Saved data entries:
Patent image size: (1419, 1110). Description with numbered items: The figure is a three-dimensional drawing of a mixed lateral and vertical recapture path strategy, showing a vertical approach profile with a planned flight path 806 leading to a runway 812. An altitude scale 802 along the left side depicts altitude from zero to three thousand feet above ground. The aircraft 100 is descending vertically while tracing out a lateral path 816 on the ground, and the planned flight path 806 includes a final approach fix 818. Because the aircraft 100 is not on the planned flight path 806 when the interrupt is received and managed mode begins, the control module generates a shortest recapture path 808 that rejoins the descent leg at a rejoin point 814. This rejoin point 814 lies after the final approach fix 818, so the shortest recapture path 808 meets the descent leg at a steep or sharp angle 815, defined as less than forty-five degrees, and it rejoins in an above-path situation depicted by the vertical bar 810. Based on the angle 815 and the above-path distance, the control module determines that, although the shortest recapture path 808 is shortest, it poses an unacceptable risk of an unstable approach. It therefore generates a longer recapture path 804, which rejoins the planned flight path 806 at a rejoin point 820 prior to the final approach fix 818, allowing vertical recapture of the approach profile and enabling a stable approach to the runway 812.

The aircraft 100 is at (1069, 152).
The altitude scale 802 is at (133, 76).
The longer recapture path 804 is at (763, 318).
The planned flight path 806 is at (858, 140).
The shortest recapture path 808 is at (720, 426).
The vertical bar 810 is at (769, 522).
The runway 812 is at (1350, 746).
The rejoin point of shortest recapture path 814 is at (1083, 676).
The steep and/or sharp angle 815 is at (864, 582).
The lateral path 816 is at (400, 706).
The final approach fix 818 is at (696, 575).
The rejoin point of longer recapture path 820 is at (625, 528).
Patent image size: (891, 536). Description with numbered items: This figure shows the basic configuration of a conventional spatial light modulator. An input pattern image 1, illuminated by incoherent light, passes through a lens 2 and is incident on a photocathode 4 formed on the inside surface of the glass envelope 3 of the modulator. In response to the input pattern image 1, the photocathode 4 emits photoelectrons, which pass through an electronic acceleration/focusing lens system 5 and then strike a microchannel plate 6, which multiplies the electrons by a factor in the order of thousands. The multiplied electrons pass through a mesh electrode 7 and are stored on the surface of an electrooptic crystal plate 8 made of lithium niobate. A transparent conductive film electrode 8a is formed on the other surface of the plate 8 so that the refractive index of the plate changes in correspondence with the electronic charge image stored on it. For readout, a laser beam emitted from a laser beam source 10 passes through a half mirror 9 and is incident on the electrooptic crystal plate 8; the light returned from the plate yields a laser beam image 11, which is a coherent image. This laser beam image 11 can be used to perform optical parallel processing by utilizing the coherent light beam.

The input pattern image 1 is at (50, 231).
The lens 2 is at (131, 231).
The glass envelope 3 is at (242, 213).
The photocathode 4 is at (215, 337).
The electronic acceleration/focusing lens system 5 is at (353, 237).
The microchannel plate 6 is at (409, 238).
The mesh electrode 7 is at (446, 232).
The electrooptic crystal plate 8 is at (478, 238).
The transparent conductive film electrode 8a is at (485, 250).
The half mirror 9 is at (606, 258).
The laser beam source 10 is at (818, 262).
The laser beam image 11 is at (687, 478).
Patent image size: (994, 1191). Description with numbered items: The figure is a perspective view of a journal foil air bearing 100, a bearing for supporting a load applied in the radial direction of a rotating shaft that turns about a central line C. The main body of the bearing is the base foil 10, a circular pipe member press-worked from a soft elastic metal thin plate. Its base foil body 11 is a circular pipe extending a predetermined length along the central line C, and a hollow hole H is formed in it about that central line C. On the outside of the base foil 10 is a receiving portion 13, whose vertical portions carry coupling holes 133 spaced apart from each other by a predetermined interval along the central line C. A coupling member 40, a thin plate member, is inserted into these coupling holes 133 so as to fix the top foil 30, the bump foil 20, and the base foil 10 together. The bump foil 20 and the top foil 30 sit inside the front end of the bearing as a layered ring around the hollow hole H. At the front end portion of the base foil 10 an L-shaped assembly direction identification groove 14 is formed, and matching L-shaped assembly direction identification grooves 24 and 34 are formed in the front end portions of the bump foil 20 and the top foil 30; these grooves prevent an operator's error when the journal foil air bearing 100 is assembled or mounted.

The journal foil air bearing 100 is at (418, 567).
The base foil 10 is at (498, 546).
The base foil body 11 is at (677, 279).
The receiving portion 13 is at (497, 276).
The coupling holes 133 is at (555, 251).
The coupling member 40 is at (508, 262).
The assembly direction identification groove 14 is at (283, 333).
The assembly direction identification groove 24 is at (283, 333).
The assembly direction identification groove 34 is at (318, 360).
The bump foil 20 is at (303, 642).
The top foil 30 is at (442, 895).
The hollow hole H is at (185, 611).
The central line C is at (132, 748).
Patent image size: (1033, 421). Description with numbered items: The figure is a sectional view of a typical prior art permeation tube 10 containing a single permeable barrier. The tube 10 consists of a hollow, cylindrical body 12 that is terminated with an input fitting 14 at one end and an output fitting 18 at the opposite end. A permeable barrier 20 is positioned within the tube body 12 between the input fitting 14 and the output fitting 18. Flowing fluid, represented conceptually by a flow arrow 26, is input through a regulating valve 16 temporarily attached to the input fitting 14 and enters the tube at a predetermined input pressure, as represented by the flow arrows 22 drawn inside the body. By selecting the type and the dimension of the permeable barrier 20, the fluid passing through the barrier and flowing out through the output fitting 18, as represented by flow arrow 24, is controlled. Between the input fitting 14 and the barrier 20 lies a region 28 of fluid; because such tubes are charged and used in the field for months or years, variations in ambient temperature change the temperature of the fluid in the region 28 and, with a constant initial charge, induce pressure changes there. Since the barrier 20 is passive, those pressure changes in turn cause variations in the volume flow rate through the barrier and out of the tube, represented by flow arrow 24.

What to do ->
Copy out the rows from the line containing "Patent image size: (994, 1191)." through the line containing "The hollow hole H is at (185, 611).", keeping every line unchanged.

Complete output ->
Patent image size: (994, 1191). Description with numbered items: The figure is a perspective view of a journal foil air bearing 100, a bearing for supporting a load applied in the radial direction of a rotating shaft that turns about a central line C. The main body of the bearing is the base foil 10, a circular pipe member press-worked from a soft elastic metal thin plate. Its base foil body 11 is a circular pipe extending a predetermined length along the central line C, and a hollow hole H is formed in it about that central line C. On the outside of the base foil 10 is a receiving portion 13, whose vertical portions carry coupling holes 133 spaced apart from each other by a predetermined interval along the central line C. A coupling member 40, a thin plate member, is inserted into these coupling holes 133 so as to fix the top foil 30, the bump foil 20, and the base foil 10 together. The bump foil 20 and the top foil 30 sit inside the front end of the bearing as a layered ring around the hollow hole H. At the front end portion of the base foil 10 an L-shaped assembly direction identification groove 14 is formed, and matching L-shaped assembly direction identification grooves 24 and 34 are formed in the front end portions of the bump foil 20 and the top foil 30; these grooves prevent an operator's error when the journal foil air bearing 100 is assembled or mounted.

The journal foil air bearing 100 is at (418, 567).
The base foil 10 is at (498, 546).
The base foil body 11 is at (677, 279).
The receiving portion 13 is at (497, 276).
The coupling holes 133 is at (555, 251).
The coupling member 40 is at (508, 262).
The assembly direction identification groove 14 is at (283, 333).
The assembly direction identification groove 24 is at (283, 333).
The assembly direction identification groove 34 is at (318, 360).
The bump foil 20 is at (303, 642).
The top foil 30 is at (442, 895).
The hollow hole H is at (185, 611).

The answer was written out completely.